**MATERIAL FOR THE TASK**:
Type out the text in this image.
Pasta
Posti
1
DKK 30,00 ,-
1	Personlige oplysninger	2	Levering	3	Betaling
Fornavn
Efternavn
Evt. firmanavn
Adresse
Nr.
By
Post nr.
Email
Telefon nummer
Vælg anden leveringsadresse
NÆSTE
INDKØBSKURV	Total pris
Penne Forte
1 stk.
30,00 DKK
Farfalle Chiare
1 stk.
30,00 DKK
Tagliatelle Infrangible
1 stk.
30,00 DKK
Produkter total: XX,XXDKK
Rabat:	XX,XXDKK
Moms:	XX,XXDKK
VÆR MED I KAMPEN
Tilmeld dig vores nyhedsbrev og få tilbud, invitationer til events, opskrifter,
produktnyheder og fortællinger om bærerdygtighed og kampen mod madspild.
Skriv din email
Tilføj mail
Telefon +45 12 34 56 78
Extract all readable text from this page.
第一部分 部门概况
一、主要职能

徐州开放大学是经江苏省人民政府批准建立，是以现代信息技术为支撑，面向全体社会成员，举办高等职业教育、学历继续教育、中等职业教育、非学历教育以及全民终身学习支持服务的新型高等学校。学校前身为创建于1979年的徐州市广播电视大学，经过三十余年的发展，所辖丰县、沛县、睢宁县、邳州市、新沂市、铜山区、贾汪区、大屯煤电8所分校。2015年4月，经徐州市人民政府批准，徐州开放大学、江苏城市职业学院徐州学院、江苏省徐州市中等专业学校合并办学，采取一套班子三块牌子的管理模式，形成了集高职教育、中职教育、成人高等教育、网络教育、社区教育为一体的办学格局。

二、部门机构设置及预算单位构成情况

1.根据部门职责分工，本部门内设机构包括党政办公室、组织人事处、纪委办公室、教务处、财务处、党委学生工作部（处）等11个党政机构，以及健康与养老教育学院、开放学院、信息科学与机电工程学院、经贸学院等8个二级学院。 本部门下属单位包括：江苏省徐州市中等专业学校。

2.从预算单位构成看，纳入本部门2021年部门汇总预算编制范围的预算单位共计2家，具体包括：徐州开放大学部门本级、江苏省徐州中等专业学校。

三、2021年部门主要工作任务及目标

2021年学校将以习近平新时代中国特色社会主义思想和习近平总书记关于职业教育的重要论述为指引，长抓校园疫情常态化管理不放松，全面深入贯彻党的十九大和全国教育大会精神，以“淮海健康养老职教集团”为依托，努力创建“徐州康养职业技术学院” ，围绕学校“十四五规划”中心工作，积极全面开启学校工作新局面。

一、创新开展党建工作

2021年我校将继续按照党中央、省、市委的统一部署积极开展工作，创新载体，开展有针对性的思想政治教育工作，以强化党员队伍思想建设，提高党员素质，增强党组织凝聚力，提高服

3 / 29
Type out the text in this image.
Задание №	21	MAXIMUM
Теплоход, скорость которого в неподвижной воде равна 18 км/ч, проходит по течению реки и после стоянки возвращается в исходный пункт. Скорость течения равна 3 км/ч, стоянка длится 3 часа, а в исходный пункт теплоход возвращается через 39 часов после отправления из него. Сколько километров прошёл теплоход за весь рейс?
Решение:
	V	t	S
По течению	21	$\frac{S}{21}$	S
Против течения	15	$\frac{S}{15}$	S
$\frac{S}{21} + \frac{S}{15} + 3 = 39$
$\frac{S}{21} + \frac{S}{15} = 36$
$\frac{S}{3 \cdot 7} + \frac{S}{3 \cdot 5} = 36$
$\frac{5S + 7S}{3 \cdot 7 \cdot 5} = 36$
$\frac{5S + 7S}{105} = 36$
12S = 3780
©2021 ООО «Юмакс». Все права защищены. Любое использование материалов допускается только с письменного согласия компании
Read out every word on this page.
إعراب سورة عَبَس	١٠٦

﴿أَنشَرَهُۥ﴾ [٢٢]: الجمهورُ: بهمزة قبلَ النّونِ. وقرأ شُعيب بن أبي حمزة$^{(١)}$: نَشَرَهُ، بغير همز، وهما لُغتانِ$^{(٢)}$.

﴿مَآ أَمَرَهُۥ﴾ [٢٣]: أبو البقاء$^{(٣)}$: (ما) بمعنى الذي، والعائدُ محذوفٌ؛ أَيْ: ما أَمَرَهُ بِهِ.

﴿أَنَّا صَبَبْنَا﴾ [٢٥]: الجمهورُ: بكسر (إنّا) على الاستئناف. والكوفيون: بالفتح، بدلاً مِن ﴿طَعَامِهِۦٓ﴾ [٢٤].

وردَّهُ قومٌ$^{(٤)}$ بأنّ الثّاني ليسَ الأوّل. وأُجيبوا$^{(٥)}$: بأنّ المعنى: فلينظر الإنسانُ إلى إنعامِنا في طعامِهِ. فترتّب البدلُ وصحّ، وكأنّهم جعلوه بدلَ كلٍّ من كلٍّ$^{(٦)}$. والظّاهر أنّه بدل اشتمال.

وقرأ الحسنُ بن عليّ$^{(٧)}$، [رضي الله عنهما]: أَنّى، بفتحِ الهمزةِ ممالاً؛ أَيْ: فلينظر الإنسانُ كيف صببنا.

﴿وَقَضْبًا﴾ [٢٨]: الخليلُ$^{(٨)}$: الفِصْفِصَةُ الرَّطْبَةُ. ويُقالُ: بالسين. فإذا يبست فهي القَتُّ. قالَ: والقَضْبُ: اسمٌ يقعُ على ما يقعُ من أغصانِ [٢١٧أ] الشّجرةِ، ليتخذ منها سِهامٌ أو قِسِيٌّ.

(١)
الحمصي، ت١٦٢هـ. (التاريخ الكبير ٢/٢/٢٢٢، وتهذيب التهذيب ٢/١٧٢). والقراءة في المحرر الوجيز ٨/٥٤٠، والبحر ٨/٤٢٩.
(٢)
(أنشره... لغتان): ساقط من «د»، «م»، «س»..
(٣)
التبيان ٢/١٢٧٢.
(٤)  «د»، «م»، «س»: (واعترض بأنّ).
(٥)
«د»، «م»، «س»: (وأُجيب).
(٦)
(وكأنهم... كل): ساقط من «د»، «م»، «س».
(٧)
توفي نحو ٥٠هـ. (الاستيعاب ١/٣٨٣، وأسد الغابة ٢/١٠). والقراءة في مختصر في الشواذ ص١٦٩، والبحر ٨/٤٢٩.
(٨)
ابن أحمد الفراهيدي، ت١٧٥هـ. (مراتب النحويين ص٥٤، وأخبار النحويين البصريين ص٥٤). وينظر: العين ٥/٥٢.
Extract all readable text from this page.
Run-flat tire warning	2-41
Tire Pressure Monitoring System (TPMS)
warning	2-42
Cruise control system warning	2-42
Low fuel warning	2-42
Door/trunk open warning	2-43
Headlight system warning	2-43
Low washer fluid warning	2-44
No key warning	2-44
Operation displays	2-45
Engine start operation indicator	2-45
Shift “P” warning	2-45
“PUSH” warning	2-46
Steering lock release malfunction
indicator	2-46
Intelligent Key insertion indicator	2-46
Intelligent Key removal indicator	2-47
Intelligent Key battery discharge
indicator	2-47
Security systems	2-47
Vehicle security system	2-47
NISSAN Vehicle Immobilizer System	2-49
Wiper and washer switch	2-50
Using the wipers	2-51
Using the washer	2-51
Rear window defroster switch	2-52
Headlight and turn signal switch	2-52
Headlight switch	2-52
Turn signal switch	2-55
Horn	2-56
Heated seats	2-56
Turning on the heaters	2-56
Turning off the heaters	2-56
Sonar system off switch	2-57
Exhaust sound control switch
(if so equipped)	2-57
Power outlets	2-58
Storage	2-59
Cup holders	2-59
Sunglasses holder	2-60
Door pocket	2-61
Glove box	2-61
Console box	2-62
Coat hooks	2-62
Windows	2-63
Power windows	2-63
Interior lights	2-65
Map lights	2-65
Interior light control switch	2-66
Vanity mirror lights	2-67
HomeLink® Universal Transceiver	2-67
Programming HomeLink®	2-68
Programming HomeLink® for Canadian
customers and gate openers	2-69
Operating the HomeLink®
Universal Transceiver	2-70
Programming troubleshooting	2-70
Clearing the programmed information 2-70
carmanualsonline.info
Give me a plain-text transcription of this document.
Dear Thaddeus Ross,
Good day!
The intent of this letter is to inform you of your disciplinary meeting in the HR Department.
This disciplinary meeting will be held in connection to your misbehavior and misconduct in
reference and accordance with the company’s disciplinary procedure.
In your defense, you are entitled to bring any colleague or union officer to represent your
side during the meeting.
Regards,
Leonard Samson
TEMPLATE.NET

**WHAT YOU SHOULD DO**:
Only lines that contain the word "Turning" are wanted; copy each of them.

**CORRECT OUTPUT**:
Turning on the heaters	2-56
Turning off the heaters	2-56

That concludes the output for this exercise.